### The exercise
Of the lines in the listing, how many include the string "User"? Write the number and nothing else.

### Record set
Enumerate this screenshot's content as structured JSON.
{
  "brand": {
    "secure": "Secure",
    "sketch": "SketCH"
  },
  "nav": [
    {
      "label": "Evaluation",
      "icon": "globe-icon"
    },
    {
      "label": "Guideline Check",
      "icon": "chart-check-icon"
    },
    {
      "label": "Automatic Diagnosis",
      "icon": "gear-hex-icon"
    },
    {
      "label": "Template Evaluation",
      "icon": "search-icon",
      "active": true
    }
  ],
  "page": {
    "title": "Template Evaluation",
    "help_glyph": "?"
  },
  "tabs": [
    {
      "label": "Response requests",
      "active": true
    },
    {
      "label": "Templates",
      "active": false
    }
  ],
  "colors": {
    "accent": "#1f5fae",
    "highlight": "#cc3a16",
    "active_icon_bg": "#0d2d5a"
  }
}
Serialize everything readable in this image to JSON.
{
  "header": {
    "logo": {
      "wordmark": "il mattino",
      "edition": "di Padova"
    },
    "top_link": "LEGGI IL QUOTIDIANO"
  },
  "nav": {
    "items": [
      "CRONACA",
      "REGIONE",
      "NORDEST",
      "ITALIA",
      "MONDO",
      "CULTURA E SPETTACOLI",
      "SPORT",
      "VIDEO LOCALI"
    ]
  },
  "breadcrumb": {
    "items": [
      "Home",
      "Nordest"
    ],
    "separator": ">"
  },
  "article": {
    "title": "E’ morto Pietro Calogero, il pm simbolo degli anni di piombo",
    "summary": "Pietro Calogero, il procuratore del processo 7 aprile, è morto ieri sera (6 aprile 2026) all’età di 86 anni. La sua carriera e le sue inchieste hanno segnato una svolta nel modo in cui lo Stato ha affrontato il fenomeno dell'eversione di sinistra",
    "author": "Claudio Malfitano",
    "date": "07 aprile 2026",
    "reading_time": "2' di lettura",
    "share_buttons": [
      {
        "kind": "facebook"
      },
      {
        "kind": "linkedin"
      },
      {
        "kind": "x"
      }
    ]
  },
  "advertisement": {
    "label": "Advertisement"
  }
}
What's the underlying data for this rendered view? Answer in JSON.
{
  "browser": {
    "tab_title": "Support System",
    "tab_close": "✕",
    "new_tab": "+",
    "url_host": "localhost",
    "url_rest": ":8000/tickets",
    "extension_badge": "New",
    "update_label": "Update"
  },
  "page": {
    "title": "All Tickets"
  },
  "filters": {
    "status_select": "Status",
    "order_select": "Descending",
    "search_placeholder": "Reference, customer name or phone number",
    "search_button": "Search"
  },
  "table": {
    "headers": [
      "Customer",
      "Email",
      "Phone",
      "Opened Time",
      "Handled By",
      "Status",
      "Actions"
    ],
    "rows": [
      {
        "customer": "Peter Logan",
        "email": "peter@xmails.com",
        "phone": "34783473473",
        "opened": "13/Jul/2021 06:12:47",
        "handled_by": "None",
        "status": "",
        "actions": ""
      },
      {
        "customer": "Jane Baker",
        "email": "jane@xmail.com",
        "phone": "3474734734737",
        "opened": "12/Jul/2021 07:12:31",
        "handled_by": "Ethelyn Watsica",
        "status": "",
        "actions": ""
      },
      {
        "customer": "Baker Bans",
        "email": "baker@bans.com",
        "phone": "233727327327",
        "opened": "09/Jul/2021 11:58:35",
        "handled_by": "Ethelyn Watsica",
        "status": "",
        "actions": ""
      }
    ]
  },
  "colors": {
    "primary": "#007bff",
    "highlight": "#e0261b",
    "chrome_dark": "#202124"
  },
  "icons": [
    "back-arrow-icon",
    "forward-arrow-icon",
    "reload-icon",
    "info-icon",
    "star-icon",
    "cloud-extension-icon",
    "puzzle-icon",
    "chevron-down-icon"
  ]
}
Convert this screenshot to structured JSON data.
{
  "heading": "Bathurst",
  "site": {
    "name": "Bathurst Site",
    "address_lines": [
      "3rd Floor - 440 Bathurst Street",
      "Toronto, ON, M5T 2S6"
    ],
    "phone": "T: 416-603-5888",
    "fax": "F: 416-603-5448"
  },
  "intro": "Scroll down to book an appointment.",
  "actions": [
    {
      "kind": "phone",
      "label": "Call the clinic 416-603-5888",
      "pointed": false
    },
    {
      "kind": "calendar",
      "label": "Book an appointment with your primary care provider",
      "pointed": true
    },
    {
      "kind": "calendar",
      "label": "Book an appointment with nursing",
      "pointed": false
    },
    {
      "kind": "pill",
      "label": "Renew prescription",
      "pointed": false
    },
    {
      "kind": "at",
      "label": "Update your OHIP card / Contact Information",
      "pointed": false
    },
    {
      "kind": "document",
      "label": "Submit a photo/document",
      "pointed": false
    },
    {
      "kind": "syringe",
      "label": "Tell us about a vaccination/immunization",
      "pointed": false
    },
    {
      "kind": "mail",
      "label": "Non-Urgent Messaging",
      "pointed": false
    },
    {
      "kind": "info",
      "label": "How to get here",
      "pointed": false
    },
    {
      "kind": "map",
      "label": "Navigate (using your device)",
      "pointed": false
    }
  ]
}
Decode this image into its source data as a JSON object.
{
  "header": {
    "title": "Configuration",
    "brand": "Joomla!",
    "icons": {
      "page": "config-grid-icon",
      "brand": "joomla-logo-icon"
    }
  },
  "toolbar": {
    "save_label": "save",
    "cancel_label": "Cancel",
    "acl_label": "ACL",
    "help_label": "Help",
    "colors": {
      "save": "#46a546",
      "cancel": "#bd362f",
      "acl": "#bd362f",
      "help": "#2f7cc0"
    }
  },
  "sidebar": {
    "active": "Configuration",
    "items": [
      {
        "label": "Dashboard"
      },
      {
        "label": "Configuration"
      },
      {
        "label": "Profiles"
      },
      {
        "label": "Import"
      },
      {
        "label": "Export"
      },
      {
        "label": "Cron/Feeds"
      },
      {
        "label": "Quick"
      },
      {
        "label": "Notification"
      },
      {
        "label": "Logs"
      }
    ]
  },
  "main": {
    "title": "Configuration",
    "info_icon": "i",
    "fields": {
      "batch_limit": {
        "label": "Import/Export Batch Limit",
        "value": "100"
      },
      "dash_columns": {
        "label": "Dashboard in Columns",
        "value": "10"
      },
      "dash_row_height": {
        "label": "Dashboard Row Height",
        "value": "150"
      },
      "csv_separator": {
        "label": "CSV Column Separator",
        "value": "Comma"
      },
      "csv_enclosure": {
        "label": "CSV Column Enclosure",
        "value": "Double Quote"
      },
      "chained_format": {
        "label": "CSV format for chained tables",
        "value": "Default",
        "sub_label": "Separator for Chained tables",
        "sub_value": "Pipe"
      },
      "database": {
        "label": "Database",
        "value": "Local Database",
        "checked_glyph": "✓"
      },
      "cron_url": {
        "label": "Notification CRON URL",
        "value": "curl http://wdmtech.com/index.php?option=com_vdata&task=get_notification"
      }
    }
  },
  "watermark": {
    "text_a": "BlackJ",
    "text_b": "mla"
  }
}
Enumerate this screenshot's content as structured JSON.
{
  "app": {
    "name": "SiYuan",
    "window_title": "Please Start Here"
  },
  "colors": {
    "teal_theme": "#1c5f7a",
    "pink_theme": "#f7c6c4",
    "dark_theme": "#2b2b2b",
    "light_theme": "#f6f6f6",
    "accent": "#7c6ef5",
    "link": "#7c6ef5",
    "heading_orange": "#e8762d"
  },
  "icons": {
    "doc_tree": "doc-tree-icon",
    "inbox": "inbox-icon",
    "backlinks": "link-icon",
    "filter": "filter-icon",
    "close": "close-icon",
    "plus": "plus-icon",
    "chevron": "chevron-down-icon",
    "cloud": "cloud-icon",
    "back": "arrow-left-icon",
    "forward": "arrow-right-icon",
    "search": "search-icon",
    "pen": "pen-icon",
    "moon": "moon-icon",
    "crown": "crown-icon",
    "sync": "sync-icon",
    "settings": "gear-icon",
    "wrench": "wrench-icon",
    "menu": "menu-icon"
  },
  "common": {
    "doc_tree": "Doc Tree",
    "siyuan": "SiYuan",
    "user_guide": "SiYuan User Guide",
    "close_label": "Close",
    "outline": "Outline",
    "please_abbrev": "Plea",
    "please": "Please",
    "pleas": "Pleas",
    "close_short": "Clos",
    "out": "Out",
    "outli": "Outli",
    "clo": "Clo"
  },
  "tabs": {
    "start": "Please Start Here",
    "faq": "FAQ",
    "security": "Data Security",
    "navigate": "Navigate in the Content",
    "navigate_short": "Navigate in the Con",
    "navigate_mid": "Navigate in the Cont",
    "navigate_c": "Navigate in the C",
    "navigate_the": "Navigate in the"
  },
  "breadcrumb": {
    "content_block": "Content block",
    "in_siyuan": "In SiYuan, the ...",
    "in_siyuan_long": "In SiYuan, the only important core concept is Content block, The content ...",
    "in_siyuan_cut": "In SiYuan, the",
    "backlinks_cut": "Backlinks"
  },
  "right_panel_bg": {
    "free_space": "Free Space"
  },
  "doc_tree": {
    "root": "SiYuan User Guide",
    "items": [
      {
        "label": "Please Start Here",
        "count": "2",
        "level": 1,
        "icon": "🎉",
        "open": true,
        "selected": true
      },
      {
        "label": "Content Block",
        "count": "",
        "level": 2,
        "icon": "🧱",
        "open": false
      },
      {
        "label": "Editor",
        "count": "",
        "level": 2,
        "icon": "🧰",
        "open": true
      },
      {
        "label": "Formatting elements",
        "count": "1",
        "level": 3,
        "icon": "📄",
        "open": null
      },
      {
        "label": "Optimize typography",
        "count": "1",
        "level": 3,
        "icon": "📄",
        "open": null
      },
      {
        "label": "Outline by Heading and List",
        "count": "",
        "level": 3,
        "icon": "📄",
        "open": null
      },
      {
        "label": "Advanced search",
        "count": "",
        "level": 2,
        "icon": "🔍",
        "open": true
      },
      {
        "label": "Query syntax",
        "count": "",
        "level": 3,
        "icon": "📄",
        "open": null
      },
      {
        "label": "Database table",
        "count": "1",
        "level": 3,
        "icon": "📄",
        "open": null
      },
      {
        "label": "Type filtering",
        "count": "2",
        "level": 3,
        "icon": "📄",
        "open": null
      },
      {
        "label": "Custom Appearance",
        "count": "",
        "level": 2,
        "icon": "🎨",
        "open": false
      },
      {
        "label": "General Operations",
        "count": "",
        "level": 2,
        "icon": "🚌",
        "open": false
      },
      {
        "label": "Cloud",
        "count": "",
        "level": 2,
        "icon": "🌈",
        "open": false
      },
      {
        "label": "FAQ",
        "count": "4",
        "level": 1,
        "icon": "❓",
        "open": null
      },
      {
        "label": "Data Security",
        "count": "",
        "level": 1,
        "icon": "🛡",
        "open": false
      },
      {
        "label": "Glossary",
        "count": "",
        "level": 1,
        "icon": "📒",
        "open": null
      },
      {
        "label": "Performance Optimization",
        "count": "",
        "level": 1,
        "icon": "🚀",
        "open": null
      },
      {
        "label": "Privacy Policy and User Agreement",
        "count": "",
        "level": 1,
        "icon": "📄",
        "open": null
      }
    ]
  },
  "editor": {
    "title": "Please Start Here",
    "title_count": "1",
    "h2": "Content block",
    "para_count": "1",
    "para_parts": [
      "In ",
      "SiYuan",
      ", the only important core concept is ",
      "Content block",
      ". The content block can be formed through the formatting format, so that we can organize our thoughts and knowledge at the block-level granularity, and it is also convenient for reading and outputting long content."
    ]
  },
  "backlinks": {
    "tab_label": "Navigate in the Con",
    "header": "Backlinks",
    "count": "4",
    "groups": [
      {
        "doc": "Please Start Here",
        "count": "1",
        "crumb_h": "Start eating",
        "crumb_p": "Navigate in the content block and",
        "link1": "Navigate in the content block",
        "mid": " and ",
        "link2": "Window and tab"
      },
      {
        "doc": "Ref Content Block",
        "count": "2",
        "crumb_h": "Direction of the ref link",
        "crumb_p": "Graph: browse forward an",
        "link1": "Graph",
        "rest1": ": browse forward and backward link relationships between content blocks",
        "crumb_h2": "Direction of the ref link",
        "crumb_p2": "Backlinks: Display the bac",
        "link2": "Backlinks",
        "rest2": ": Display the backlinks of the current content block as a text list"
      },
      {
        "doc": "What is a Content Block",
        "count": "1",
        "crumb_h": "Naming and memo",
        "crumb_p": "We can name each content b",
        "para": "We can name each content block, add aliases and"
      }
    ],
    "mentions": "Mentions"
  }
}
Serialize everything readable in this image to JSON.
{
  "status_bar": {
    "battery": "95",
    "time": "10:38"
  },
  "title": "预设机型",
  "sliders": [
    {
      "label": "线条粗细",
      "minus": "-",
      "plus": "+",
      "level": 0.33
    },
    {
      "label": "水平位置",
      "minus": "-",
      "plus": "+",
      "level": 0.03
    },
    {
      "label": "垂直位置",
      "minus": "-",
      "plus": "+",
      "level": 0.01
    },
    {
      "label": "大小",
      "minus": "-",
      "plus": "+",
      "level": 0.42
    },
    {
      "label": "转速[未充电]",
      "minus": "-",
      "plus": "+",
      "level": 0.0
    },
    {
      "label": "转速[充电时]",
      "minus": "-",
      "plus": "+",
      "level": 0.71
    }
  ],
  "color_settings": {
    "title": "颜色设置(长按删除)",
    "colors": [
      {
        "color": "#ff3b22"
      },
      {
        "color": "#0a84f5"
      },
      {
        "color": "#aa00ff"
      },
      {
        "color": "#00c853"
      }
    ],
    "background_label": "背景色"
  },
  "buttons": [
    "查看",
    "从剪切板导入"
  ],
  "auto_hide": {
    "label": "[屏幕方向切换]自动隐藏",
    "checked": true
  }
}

### Output of the task
3